* DATA SUPPLIED:
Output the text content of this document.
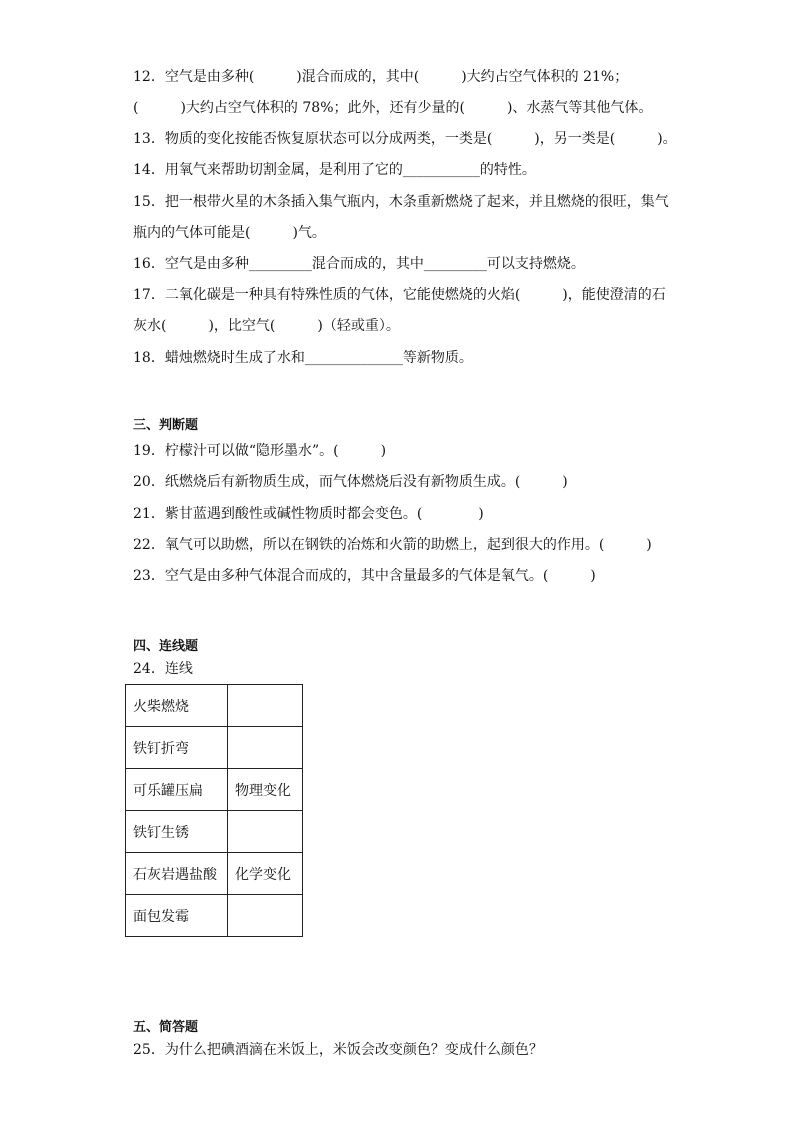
12．空气是由多种(　　　)混合而成的，其中(　　　)大约占空气体积的 21%；
(　　　)大约占空气体积的 78%；此外，还有少量的(　　　)、水蒸气等其他气体。
13．物质的变化按能否恢复原状态可以分成两类，一类是(　　　)，另一类是(　　　)。
14．用氧气来帮助切割金属，是利用了它的___________的特性。
15．把一根带火星的木条插入集气瓶内，木条重新燃烧了起来，并且燃烧的很旺，集气
瓶内的气体可能是(　　　)气。
16．空气是由多种_________混合而成的，其中_________可以支持燃烧。
17．二氧化碳是一种具有特殊性质的气体，它能使燃烧的火焰(　　　)，能使澄清的石
灰水(　　　)，比空气(　　　)（轻或重）。
18．蜡烛燃烧时生成了水和______________等新物质。
三、判断题
19．柠檬汁可以做“隐形墨水”。(　　　)
20．纸燃烧后有新物质生成，而气体燃烧后没有新物质生成。(　　　)
21．紫甘蓝遇到酸性或碱性物质时都会变色。(　　　　)
22．氧气可以助燃，所以在钢铁的冶炼和火箭的助燃上，起到很大的作用。(　　　)
23．空气是由多种气体混合而成的，其中含量最多的气体是氧气。(　　　)
四、连线题
24．连线
火柴燃烧	
铁钉折弯	
可乐罐压扁	物理变化
铁钉生锈	
石灰岩遇盐酸	化学变化
面包发霉	
五、简答题
25．为什么把碘酒滴在米饭上，米饭会改变颜色？变成什么颜色？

* GOAL OF THE EXERCISE:
Print out the whole of the material word for word, without pictures.

* RESULT OF THE EXERCISE:
Output the text content of this document.
12．空气是由多种(　　　)混合而成的，其中(　　　)大约占空气体积的 21%；
(　　　)大约占空气体积的 78%；此外，还有少量的(　　　)、水蒸气等其他气体。
13．物质的变化按能否恢复原状态可以分成两类，一类是(　　　)，另一类是(　　　)。
14．用氧气来帮助切割金属，是利用了它的___________的特性。
15．把一根带火星的木条插入集气瓶内，木条重新燃烧了起来，并且燃烧的很旺，集气
瓶内的气体可能是(　　　)气。
16．空气是由多种_________混合而成的，其中_________可以支持燃烧。
17．二氧化碳是一种具有特殊性质的气体，它能使燃烧的火焰(　　　)，能使澄清的石
灰水(　　　)，比空气(　　　)（轻或重）。
18．蜡烛燃烧时生成了水和______________等新物质。
三、判断题
19．柠檬汁可以做“隐形墨水”。(　　　)
20．纸燃烧后有新物质生成，而气体燃烧后没有新物质生成。(　　　)
21．紫甘蓝遇到酸性或碱性物质时都会变色。(　　　　)
22．氧气可以助燃，所以在钢铁的冶炼和火箭的助燃上，起到很大的作用。(　　　)
23．空气是由多种气体混合而成的，其中含量最多的气体是氧气。(　　　)
四、连线题
24．连线
火柴燃烧	
铁钉折弯	
可乐罐压扁	物理变化
铁钉生锈	
石灰岩遇盐酸	化学变化
面包发霉	
五、简答题
25．为什么把碘酒滴在米饭上，米饭会改变颜色？变成什么颜色？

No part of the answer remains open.